**Given instruction**
Pull every line containing "ONDREJOV" out of the material below.
[Data for this exercise start]
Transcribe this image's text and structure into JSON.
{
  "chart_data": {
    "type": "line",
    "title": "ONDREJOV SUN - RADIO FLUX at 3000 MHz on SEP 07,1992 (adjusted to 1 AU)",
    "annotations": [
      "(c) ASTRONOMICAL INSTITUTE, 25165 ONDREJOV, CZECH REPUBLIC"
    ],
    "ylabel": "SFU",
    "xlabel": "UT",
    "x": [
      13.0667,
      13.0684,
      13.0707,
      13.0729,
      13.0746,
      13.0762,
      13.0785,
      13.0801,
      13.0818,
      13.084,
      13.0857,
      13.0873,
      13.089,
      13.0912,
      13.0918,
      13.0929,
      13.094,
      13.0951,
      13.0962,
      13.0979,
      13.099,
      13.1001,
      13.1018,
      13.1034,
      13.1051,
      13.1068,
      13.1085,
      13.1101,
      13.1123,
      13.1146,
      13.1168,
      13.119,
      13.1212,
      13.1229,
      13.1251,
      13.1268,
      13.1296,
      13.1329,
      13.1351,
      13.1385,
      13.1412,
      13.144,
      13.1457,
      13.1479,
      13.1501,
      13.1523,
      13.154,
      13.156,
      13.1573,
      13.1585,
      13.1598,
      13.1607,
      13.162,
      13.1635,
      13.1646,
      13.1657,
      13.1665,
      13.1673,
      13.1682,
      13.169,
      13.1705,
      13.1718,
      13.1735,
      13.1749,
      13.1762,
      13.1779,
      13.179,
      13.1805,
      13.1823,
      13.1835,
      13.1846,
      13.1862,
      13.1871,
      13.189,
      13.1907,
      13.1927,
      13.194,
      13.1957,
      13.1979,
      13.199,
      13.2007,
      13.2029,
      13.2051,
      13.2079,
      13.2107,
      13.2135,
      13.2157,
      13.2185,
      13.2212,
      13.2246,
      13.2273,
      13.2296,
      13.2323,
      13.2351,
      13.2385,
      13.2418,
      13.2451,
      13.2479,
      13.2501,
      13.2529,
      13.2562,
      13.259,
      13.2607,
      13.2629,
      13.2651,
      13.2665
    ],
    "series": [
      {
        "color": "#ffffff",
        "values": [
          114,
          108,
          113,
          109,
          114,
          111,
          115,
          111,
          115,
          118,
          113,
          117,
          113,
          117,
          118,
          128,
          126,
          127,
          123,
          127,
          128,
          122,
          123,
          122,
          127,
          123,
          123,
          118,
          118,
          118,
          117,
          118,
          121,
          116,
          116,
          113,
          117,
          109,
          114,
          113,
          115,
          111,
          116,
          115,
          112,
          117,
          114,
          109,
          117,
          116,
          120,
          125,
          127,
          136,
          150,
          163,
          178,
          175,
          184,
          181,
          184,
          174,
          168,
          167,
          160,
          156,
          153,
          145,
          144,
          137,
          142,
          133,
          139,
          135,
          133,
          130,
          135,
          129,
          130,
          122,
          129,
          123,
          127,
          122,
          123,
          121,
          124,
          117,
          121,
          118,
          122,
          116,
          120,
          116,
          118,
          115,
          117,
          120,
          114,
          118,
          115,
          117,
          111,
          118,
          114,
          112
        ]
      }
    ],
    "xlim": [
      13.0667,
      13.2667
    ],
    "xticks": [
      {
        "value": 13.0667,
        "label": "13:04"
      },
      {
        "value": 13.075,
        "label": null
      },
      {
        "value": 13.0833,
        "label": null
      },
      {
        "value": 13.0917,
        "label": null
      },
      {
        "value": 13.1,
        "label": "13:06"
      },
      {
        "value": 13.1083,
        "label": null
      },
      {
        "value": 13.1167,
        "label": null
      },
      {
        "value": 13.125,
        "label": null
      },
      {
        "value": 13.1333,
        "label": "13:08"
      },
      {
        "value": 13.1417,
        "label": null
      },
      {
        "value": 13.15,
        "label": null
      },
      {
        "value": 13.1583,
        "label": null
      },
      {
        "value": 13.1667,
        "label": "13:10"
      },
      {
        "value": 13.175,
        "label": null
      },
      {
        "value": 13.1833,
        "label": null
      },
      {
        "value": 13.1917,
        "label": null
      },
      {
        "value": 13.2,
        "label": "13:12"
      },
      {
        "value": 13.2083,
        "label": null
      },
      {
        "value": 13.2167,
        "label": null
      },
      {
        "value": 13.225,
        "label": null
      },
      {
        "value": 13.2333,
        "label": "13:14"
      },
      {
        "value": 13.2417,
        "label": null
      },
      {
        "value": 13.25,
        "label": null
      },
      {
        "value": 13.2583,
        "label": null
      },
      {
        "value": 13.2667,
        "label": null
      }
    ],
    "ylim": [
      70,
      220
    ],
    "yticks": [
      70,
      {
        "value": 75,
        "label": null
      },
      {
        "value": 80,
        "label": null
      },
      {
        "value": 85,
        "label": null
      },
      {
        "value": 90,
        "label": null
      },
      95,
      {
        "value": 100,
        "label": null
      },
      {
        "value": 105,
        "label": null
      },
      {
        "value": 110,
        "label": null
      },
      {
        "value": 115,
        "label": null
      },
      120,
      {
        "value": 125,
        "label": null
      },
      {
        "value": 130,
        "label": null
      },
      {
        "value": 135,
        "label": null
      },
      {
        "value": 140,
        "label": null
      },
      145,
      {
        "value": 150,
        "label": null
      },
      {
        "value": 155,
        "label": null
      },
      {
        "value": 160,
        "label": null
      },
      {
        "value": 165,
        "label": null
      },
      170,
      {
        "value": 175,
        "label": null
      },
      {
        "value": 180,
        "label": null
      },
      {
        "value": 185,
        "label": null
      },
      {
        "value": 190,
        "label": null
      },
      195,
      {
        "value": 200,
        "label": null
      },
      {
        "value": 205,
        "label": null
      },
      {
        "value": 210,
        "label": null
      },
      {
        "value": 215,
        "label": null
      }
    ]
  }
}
[Data for this exercise end]
**Solution to this exercise**
    "title": "ONDREJOV SUN - RADIO FLUX at 3000 MHz on SEP 07,1992 (adjusted to 1 AU)",
      "(c) ASTRONOMICAL INSTITUTE, 25165 ONDREJOV, CZECH REPUBLIC"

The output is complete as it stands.